Given task
Find all lines in the records that include the word "screenshot", and copy them out.

Records for the task
+===+

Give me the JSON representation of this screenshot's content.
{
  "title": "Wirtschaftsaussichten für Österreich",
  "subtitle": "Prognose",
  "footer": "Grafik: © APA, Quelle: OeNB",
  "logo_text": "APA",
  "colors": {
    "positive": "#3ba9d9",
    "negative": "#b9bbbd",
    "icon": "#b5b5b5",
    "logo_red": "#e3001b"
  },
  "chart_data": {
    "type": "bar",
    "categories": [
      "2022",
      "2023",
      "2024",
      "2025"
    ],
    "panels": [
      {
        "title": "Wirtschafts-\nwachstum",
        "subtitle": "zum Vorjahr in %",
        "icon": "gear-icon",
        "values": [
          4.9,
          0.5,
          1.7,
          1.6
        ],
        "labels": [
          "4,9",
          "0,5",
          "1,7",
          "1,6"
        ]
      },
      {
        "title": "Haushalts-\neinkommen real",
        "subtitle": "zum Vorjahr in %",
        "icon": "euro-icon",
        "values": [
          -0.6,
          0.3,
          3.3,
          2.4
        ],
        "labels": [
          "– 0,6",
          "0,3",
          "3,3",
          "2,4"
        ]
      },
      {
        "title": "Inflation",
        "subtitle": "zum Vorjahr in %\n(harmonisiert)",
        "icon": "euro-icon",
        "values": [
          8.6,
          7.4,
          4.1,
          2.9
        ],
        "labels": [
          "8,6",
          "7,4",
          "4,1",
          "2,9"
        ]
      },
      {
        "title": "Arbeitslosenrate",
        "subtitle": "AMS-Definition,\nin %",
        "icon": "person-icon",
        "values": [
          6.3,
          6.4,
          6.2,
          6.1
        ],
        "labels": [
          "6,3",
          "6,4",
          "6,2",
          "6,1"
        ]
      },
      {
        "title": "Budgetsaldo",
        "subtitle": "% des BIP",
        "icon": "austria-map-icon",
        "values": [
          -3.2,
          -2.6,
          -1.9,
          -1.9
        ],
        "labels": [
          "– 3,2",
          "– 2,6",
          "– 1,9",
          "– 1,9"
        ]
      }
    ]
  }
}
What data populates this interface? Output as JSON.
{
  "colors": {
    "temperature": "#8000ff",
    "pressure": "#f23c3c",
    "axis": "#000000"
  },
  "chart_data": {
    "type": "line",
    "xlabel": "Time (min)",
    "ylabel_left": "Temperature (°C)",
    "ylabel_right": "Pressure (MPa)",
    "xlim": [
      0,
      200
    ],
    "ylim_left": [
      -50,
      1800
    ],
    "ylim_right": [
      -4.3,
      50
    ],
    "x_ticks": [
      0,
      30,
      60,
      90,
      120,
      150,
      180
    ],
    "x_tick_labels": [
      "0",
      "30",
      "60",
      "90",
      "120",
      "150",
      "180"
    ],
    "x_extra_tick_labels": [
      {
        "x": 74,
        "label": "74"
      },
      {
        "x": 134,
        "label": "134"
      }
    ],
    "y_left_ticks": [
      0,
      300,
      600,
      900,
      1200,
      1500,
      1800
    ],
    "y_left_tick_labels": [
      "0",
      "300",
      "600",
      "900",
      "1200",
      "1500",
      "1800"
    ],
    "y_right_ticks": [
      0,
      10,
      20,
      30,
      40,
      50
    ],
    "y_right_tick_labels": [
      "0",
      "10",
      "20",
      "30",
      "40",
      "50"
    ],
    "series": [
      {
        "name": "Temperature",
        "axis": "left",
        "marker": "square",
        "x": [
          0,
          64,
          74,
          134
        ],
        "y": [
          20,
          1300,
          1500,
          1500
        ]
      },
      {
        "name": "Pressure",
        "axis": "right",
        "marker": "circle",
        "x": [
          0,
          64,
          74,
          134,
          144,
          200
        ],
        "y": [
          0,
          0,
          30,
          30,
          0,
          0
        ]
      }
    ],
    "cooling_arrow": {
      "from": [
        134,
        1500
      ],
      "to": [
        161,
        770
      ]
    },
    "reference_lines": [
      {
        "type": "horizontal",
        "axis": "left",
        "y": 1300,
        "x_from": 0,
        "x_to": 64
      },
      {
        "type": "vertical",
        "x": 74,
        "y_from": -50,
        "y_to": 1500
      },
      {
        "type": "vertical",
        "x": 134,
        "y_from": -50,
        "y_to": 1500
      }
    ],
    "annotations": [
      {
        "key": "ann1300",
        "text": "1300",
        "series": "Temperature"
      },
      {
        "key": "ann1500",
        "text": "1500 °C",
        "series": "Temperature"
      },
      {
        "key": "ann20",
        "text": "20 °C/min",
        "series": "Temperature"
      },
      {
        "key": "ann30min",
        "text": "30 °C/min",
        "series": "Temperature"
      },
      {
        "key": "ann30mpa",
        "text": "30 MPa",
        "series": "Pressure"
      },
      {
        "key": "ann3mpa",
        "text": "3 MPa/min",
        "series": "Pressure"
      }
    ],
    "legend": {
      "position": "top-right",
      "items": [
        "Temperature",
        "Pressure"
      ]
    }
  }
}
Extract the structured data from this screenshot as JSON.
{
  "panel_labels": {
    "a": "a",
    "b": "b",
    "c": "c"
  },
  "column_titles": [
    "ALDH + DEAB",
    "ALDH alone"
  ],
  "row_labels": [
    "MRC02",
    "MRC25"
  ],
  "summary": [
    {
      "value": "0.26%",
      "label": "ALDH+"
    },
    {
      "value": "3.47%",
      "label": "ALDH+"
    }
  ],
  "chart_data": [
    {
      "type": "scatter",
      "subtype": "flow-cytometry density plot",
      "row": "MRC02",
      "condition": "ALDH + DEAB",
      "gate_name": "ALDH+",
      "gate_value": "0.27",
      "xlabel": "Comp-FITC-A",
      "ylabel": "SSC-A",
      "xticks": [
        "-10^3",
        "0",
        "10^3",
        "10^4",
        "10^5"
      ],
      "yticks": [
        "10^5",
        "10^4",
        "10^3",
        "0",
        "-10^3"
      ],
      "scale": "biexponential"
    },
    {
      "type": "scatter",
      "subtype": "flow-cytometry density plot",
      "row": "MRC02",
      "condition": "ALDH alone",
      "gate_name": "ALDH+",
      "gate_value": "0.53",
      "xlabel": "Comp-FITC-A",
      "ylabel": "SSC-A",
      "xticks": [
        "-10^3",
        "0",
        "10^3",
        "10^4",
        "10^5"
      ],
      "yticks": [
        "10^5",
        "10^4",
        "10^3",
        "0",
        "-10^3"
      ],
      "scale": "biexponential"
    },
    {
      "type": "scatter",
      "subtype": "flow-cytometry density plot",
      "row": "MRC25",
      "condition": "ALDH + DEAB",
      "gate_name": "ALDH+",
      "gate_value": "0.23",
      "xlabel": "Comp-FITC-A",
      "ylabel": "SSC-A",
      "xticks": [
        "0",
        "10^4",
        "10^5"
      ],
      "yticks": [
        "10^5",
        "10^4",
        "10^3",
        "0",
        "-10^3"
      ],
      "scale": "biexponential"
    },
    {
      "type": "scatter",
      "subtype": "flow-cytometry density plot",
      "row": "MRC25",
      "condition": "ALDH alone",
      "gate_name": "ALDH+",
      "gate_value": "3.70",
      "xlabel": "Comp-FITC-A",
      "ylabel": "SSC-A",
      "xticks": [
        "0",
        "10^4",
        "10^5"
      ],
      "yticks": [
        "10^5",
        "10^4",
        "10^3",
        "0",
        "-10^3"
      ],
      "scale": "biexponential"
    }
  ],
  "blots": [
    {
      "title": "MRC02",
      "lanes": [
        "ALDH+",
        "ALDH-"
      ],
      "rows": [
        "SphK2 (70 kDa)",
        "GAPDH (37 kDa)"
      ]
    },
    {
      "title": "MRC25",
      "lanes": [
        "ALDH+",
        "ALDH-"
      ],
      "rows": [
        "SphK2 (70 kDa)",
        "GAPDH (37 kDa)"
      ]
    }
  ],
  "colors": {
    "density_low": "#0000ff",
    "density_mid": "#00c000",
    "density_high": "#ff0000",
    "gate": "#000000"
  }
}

+===+

Result for this task
Give me the JSON representation of this screenshot's content.
Extract the structured data from this screenshot as JSON.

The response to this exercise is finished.